◆ WHAT TO PRODUCE
In how many lines of the data does the word "other" appear? Give the number by itself.

◆ Data entries
= = = =

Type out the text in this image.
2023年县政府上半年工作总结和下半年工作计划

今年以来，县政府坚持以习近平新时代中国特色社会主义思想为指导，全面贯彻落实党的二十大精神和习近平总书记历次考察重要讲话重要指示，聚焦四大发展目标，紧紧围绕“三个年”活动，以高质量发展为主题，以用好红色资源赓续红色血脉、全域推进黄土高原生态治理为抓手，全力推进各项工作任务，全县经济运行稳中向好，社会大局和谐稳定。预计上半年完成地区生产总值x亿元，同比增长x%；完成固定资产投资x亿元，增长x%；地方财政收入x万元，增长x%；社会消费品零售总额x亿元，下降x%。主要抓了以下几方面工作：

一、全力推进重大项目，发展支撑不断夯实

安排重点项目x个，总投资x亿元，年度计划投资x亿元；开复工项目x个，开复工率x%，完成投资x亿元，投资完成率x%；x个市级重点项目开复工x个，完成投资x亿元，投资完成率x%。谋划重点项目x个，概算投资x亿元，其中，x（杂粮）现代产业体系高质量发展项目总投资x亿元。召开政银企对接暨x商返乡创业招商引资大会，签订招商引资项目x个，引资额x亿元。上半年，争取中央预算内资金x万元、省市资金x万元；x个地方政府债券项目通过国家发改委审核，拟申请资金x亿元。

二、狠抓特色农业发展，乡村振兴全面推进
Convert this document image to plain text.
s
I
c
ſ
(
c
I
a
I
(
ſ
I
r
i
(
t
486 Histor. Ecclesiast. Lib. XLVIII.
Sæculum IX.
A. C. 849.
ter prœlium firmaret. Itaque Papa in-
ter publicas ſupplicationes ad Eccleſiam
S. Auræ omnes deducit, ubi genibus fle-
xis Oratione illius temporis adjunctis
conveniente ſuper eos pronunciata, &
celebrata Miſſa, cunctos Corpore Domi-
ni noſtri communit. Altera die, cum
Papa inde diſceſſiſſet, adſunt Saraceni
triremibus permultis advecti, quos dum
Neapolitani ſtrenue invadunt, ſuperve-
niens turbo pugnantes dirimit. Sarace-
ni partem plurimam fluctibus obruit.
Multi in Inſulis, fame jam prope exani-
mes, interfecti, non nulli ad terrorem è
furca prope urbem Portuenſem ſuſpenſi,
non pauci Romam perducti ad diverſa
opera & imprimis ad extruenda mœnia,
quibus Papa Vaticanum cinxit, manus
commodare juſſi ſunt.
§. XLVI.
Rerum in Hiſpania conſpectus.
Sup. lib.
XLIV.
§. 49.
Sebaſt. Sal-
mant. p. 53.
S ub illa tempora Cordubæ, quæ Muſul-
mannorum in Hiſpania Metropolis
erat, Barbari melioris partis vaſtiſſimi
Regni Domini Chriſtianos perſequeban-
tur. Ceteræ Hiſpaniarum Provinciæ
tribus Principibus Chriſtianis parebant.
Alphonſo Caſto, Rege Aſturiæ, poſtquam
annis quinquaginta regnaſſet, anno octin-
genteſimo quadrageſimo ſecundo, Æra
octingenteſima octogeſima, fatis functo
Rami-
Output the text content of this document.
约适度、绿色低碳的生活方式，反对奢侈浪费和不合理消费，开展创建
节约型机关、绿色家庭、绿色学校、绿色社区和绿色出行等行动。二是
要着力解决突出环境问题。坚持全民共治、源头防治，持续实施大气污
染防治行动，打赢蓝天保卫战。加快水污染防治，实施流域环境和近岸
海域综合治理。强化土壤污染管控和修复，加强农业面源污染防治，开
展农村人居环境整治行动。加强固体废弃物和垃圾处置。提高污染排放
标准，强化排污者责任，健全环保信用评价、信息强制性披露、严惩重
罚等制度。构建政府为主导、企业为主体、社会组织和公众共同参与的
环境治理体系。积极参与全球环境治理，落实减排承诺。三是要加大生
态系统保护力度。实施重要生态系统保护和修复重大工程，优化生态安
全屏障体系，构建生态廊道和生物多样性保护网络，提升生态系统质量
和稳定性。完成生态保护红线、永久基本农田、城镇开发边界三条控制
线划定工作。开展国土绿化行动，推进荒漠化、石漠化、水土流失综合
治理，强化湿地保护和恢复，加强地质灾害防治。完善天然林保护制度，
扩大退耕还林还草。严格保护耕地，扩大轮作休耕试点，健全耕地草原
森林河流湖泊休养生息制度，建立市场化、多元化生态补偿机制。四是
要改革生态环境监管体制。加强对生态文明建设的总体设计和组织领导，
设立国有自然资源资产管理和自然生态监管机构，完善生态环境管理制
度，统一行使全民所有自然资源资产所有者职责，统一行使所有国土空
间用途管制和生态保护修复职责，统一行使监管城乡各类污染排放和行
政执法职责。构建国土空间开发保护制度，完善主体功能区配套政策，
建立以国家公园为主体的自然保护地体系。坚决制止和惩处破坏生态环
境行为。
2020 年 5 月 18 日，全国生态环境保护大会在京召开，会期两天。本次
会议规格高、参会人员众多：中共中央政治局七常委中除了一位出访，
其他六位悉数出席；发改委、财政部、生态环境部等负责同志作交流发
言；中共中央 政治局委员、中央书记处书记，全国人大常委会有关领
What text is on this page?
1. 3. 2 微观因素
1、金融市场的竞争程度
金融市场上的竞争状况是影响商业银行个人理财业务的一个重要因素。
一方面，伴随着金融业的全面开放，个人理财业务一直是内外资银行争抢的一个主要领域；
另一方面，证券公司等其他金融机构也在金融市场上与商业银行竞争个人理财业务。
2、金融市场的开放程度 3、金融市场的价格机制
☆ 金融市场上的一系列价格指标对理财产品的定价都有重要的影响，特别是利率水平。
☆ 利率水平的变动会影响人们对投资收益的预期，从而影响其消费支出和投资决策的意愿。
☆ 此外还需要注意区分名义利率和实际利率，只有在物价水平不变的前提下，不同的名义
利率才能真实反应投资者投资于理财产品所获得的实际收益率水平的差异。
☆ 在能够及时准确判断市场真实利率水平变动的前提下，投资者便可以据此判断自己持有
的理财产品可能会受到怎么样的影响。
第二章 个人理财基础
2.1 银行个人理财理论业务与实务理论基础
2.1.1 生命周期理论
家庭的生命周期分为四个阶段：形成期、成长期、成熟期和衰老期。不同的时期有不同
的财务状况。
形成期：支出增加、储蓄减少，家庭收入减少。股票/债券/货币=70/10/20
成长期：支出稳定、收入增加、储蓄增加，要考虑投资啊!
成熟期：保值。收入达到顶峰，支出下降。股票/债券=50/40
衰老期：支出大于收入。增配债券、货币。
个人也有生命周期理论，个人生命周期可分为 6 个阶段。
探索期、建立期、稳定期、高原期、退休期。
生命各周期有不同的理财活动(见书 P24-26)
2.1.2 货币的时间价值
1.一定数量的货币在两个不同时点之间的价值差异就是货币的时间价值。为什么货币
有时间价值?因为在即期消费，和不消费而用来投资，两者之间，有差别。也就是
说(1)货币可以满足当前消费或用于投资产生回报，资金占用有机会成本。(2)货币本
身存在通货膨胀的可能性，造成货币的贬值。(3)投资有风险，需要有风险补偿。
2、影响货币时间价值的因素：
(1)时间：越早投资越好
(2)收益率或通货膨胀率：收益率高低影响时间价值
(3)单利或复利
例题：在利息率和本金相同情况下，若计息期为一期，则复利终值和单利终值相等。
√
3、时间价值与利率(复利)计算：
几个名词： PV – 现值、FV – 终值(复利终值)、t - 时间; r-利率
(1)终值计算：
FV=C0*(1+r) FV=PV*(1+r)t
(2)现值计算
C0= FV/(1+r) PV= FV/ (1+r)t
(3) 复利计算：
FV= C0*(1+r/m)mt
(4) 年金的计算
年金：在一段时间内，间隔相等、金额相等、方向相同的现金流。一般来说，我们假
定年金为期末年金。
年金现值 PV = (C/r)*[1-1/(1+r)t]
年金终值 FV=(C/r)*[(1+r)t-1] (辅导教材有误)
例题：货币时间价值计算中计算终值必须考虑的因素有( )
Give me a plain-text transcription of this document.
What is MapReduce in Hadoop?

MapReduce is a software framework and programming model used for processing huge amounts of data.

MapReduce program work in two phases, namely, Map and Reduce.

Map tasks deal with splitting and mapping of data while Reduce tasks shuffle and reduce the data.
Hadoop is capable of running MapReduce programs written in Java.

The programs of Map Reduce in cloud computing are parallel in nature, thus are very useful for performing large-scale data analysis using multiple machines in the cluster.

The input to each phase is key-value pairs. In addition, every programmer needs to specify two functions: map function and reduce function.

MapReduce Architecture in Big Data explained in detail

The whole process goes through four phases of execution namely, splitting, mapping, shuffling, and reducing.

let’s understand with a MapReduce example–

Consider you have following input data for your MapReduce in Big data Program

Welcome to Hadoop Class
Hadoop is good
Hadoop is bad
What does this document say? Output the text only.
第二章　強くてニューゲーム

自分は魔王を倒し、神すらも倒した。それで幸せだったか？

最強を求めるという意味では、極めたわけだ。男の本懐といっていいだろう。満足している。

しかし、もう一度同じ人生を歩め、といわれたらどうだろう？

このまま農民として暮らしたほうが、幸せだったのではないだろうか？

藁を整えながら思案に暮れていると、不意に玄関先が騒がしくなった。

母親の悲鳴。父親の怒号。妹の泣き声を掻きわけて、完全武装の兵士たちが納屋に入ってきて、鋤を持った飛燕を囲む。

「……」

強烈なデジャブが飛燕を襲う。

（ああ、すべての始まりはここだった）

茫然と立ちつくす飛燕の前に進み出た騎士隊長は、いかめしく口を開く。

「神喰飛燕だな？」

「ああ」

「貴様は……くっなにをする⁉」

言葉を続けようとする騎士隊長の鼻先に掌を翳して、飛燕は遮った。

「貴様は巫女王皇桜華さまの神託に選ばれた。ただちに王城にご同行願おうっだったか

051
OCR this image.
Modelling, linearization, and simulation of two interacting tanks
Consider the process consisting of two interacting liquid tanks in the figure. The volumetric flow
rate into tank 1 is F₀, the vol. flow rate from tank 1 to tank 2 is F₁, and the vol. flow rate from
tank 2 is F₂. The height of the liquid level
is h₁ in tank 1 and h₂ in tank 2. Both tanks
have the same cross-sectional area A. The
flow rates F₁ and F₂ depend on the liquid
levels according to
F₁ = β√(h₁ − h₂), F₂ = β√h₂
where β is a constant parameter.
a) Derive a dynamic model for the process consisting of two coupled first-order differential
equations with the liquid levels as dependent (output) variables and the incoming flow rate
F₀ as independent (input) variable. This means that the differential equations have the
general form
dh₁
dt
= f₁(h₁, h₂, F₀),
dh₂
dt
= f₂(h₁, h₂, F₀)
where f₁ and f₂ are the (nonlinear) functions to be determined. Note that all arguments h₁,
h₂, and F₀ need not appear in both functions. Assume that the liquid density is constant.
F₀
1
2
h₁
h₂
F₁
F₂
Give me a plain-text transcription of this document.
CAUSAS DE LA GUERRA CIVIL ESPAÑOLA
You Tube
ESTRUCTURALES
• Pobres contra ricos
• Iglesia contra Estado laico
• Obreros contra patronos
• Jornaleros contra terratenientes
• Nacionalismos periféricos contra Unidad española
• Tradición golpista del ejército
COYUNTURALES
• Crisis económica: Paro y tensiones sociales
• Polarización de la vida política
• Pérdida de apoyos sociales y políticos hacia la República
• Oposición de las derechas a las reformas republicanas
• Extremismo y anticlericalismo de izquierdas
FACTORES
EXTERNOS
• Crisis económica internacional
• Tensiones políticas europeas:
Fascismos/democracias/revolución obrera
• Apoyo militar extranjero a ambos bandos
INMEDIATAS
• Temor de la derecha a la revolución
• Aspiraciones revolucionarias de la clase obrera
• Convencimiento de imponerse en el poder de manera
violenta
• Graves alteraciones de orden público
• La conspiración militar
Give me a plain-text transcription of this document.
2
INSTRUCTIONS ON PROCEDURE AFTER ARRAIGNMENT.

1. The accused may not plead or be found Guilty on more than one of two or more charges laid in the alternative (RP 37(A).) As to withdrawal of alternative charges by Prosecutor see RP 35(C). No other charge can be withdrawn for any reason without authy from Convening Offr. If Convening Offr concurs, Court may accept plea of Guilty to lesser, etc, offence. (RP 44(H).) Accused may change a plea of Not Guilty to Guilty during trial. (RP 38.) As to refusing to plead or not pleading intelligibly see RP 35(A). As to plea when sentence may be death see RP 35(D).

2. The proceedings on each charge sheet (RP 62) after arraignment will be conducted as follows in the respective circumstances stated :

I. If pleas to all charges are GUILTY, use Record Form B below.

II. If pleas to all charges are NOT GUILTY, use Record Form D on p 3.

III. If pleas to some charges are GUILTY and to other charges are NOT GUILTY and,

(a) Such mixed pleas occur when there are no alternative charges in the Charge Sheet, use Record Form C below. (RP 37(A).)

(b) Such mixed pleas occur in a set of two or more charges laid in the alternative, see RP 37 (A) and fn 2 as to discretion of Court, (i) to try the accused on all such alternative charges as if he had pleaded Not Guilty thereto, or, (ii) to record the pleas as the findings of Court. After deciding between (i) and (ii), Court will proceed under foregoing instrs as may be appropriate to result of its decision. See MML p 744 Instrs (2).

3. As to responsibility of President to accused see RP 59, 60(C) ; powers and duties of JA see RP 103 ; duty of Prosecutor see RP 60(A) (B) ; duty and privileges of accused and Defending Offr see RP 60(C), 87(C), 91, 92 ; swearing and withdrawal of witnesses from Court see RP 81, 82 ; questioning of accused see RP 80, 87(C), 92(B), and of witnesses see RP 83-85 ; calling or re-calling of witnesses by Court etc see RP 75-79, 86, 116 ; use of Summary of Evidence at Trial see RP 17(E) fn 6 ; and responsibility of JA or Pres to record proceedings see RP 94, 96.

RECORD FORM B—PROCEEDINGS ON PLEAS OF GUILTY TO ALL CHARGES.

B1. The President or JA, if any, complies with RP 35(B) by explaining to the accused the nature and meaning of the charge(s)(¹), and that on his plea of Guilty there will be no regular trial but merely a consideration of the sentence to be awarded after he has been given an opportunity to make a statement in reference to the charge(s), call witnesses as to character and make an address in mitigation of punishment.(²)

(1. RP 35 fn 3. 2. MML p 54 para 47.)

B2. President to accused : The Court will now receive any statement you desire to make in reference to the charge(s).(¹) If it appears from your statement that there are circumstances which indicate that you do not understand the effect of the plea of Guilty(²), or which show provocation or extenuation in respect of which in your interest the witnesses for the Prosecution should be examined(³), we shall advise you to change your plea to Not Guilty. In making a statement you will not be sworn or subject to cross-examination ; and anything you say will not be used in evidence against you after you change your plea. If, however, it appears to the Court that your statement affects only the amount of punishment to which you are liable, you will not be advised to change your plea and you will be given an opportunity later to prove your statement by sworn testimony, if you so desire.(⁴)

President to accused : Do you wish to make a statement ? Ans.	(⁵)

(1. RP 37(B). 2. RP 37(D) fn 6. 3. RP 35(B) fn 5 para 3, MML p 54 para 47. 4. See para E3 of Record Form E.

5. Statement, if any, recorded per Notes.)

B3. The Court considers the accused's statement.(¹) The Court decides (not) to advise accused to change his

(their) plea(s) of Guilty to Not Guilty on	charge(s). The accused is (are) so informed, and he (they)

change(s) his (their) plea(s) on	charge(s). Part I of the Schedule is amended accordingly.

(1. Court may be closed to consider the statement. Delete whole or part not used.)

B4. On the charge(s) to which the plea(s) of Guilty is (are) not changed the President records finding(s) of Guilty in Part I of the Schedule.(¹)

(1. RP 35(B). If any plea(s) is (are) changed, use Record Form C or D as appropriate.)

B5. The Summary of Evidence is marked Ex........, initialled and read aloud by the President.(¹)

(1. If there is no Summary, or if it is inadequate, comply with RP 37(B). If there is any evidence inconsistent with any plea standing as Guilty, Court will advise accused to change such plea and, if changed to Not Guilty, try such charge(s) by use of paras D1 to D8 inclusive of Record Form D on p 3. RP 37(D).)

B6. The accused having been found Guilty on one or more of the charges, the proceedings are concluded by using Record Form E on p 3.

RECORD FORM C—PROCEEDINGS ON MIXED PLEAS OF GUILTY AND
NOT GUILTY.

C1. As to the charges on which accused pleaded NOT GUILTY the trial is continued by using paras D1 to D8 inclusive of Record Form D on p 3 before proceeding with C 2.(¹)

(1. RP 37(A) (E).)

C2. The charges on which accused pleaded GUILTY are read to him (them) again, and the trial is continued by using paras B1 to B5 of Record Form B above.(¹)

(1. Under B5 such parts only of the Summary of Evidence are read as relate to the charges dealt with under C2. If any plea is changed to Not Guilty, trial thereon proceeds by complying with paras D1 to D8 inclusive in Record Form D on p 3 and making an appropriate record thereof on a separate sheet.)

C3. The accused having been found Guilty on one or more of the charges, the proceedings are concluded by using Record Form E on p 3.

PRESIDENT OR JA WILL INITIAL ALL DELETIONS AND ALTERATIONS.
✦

= = = =

◆ OUTPUT OF THE EXERCISE
2